Return each line of the data below verbatim; pictures are to be left out.

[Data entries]
——————
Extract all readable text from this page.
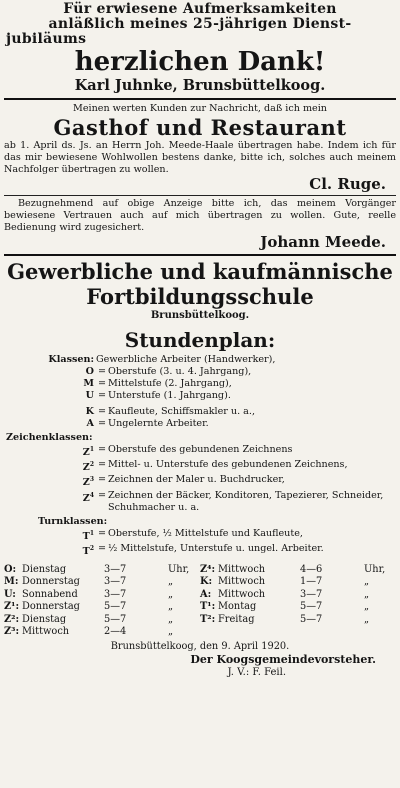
Für erwiesene Aufmerksamkeiten
anläßlich meines 25-jährigen Dienst-
jubiläums
herzlichen Dank!
Karl Juhnke, Brunsbüttelkoog.
Meinen werten Kunden zur Nachricht, daß ich mein
Gasthof und Restaurant
ab 1. April ds. Js. an Herrn Joh. Meede-Haale übertragen habe. Indem ich für das mir bewiesene Wohlwollen bestens danke, bitte ich, solches auch meinem Nachfolger übertragen zu wollen.
Cl. Ruge.
Bezugnehmend auf obige Anzeige bitte ich, das meinem Vorgänger bewiesene Vertrauen auch auf mich übertragen zu wollen. Gute, reelle Bedienung wird zugesichert.
Johann Meede.
Gewerbliche und kaufmännische
Fortbildungsschule
Brunsbüttelkoog.
Stundenplan:
Klassen: Gewerbliche Arbeiter (Handwerker),
O = Oberstufe (3. u. 4. Jahrgang),
M = Mittelstufe (2. Jahrgang),
U = Unterstufe (1. Jahrgang).
K = Kaufleute, Schiffsmakler u. a.,
A = Ungelernte Arbeiter.
Zeichenklassen:
$Z^1$ = Oberstufe des gebundenen Zeichnens
$Z^2$ = Mittel- u. Unterstufe des gebundenen Zeichnens,
$Z^3$ = Zeichnen der Maler u. Buchdrucker,
$Z^4$ = Zeichnen der Bäcker, Konditoren, Tapezierer, Schneider, Schuhmacher u. a.
Turnklassen:
$T^1$ = Oberstufe, ½ Mittelstufe und Kaufleute,
$T^2$ = ½ Mittelstufe, Unterstufe u. ungel. Arbeiter.
O: Dienstag	3—7	Uhr,
M: Donnerstag	3—7	„
U: Sonnabend	3—7	„
Z¹: Donnerstag	5—7	„
Z²: Dienstag	5—7	„
Z³: Mittwoch	2—4	„
Z⁴: Mittwoch	4—6	Uhr,
K: Mittwoch	1—7	„
A: Mittwoch	3—7	„
T¹: Montag	5—7	„
T²: Freitag	5—7	„
Brunsbüttelkoog, den 9. April 1920.
Der Koogsgemeindevorsteher.
J. V.: F. Feil.
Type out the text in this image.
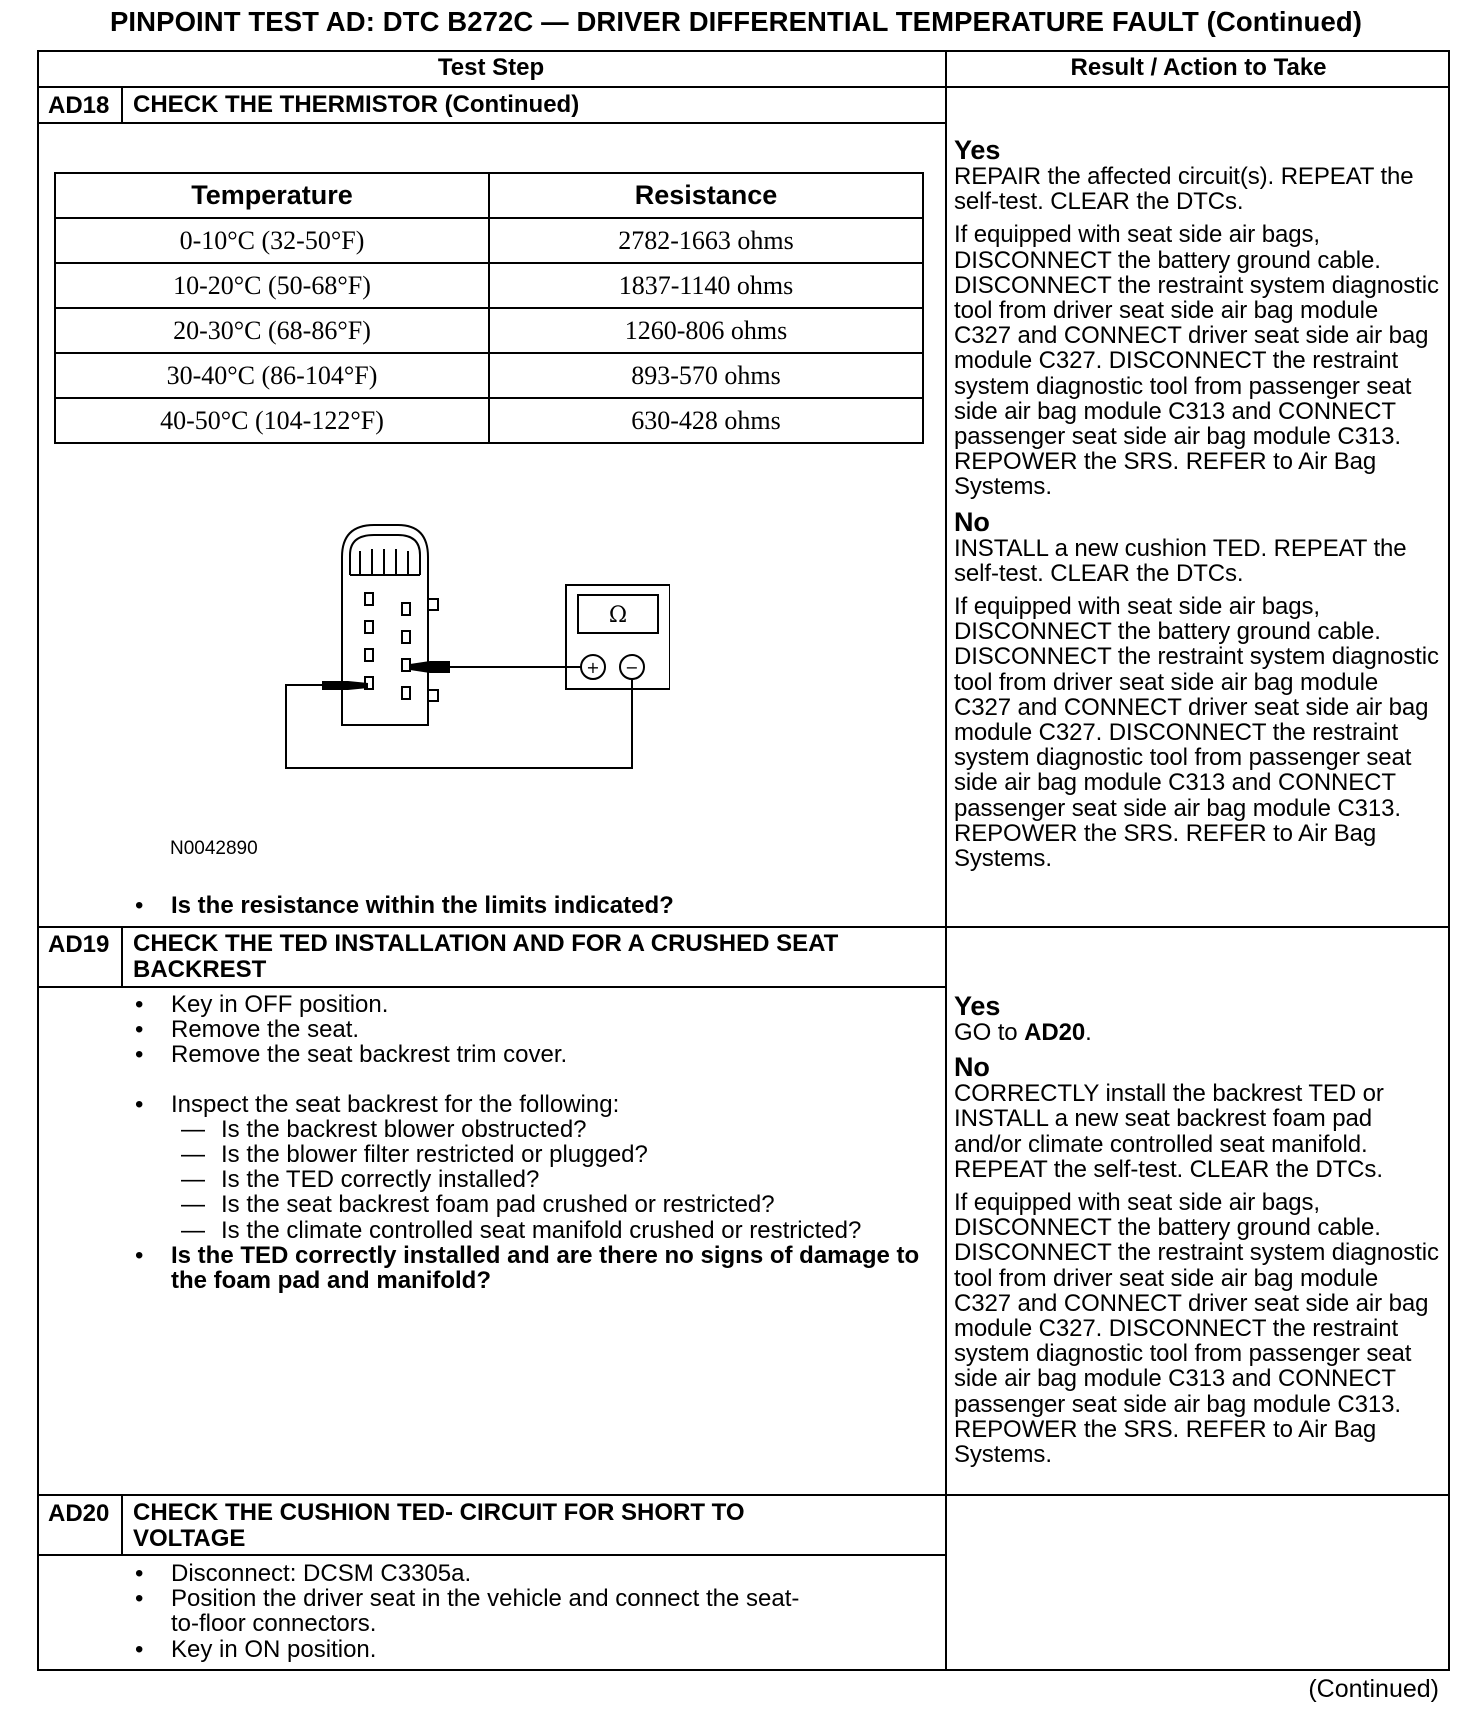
PINPOINT TEST AD: DTC B272C — DRIVER DIFFERENTIAL TEMPERATURE FAULT (Continued)
Test Step	Result / Action to Take
AD18 CHECK THE THERMISTOR (Continued)
Temperature	Resistance
0-10°C (32-50°F)	2782-1663 ohms
10-20°C (50-68°F)	1837-1140 ohms
20-30°C (68-86°F)	1260-806 ohms
30-40°C (86-104°F)	893-570 ohms
40-50°C (104-122°F)	630-428 ohms
Ω
+ −
N0042890
• Is the resistance within the limits indicated?
Yes

REPAIR the affected circuit(s). REPEAT the self-test. CLEAR the DTCs.

If equipped with seat side air bags, DISCONNECT the battery ground cable. DISCONNECT the restraint system diagnostic tool from driver seat side air bag module C327 and CONNECT driver seat side air bag module C327. DISCONNECT the restraint system diagnostic tool from passenger seat side air bag module C313 and CONNECT passenger seat side air bag module C313. REPOWER the SRS. REFER to Air Bag Systems.

No

INSTALL a new cushion TED. REPEAT the self-test. CLEAR the DTCs.

If equipped with seat side air bags, DISCONNECT the battery ground cable. DISCONNECT the restraint system diagnostic tool from driver seat side air bag module C327 and CONNECT driver seat side air bag module C327. DISCONNECT the restraint system diagnostic tool from passenger seat side air bag module C313 and CONNECT passenger seat side air bag module C313. REPOWER the SRS. REFER to Air Bag Systems.

AD19 CHECK THE TED INSTALLATION AND FOR A CRUSHED SEAT BACKREST
• Key in OFF position.
• Remove the seat.
• Remove the seat backrest trim cover.
• Inspect the seat backrest for the following:
— Is the backrest blower obstructed?
— Is the blower filter restricted or plugged?
— Is the TED correctly installed?
— Is the seat backrest foam pad crushed or restricted?
— Is the climate controlled seat manifold crushed or restricted?
• Is the TED correctly installed and are there no signs of damage to the foam pad and manifold?
Yes

GO to AD20.

No

CORRECTLY install the backrest TED or INSTALL a new seat backrest foam pad and/or climate controlled seat manifold. REPEAT the self-test. CLEAR the DTCs.

If equipped with seat side air bags, DISCONNECT the battery ground cable. DISCONNECT the restraint system diagnostic tool from driver seat side air bag module C327 and CONNECT driver seat side air bag module C327. DISCONNECT the restraint system diagnostic tool from passenger seat side air bag module C313 and CONNECT passenger seat side air bag module C313. REPOWER the SRS. REFER to Air Bag Systems.

AD20 CHECK THE CUSHION TED- CIRCUIT FOR SHORT TO VOLTAGE
• Disconnect: DCSM C3305a.
• Position the driver seat in the vehicle and connect the seat-to-floor connectors.
• Key in ON position.
(Continued)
——————
▸ Result for this task
Extract all readable text from this page.
Für erwiesene Aufmerksamkeiten
anläßlich meines 25-jährigen Dienst-
jubiläums
herzlichen Dank!
Karl Juhnke, Brunsbüttelkoog.
Meinen werten Kunden zur Nachricht, daß ich mein
Gasthof und Restaurant
ab 1. April ds. Js. an Herrn Joh. Meede-Haale übertragen habe. Indem ich für das mir bewiesene Wohlwollen bestens danke, bitte ich, solches auch meinem Nachfolger übertragen zu wollen.
Cl. Ruge.
Bezugnehmend auf obige Anzeige bitte ich, das meinem Vorgänger bewiesene Vertrauen auch auf mich übertragen zu wollen. Gute, reelle Bedienung wird zugesichert.
Johann Meede.
Gewerbliche und kaufmännische
Fortbildungsschule
Brunsbüttelkoog.
Stundenplan:
Klassen: Gewerbliche Arbeiter (Handwerker),
O = Oberstufe (3. u. 4. Jahrgang),
M = Mittelstufe (2. Jahrgang),
U = Unterstufe (1. Jahrgang).
K = Kaufleute, Schiffsmakler u. a.,
A = Ungelernte Arbeiter.
Zeichenklassen:
$Z^1$ = Oberstufe des gebundenen Zeichnens
$Z^2$ = Mittel- u. Unterstufe des gebundenen Zeichnens,
$Z^3$ = Zeichnen der Maler u. Buchdrucker,
$Z^4$ = Zeichnen der Bäcker, Konditoren, Tapezierer, Schneider, Schuhmacher u. a.
Turnklassen:
$T^1$ = Oberstufe, ½ Mittelstufe und Kaufleute,
$T^2$ = ½ Mittelstufe, Unterstufe u. ungel. Arbeiter.
O: Dienstag	3—7	Uhr,
M: Donnerstag	3—7	„
U: Sonnabend	3—7	„
Z¹: Donnerstag	5—7	„
Z²: Dienstag	5—7	„
Z³: Mittwoch	2—4	„
Z⁴: Mittwoch	4—6	Uhr,
K: Mittwoch	1—7	„
A: Mittwoch	3—7	„
T¹: Montag	5—7	„
T²: Freitag	5—7	„
Brunsbüttelkoog, den 9. April 1920.
Der Koogsgemeindevorsteher.
J. V.: F. Feil.
Type out the text in this image.
PINPOINT TEST AD: DTC B272C — DRIVER DIFFERENTIAL TEMPERATURE FAULT (Continued)
Test Step	Result / Action to Take
AD18 CHECK THE THERMISTOR (Continued)
Temperature	Resistance
0-10°C (32-50°F)	2782-1663 ohms
10-20°C (50-68°F)	1837-1140 ohms
20-30°C (68-86°F)	1260-806 ohms
30-40°C (86-104°F)	893-570 ohms
40-50°C (104-122°F)	630-428 ohms
Ω
+ −
N0042890
• Is the resistance within the limits indicated?
Yes

REPAIR the affected circuit(s). REPEAT the self-test. CLEAR the DTCs.

If equipped with seat side air bags, DISCONNECT the battery ground cable. DISCONNECT the restraint system diagnostic tool from driver seat side air bag module C327 and CONNECT driver seat side air bag module C327. DISCONNECT the restraint system diagnostic tool from passenger seat side air bag module C313 and CONNECT passenger seat side air bag module C313. REPOWER the SRS. REFER to Air Bag Systems.

No

INSTALL a new cushion TED. REPEAT the self-test. CLEAR the DTCs.

If equipped with seat side air bags, DISCONNECT the battery ground cable. DISCONNECT the restraint system diagnostic tool from driver seat side air bag module C327 and CONNECT driver seat side air bag module C327. DISCONNECT the restraint system diagnostic tool from passenger seat side air bag module C313 and CONNECT passenger seat side air bag module C313. REPOWER the SRS. REFER to Air Bag Systems.

AD19 CHECK THE TED INSTALLATION AND FOR A CRUSHED SEAT BACKREST
• Key in OFF position.
• Remove the seat.
• Remove the seat backrest trim cover.
• Inspect the seat backrest for the following:
— Is the backrest blower obstructed?
— Is the blower filter restricted or plugged?
— Is the TED correctly installed?
— Is the seat backrest foam pad crushed or restricted?
— Is the climate controlled seat manifold crushed or restricted?
• Is the TED correctly installed and are there no signs of damage to the foam pad and manifold?
Yes

GO to AD20.

No

CORRECTLY install the backrest TED or INSTALL a new seat backrest foam pad and/or climate controlled seat manifold. REPEAT the self-test. CLEAR the DTCs.

If equipped with seat side air bags, DISCONNECT the battery ground cable. DISCONNECT the restraint system diagnostic tool from driver seat side air bag module C327 and CONNECT driver seat side air bag module C327. DISCONNECT the restraint system diagnostic tool from passenger seat side air bag module C313 and CONNECT passenger seat side air bag module C313. REPOWER the SRS. REFER to Air Bag Systems.

AD20 CHECK THE CUSHION TED- CIRCUIT FOR SHORT TO VOLTAGE
• Disconnect: DCSM C3305a.
• Position the driver seat in the vehicle and connect the seat-to-floor connectors.
• Key in ON position.
(Continued)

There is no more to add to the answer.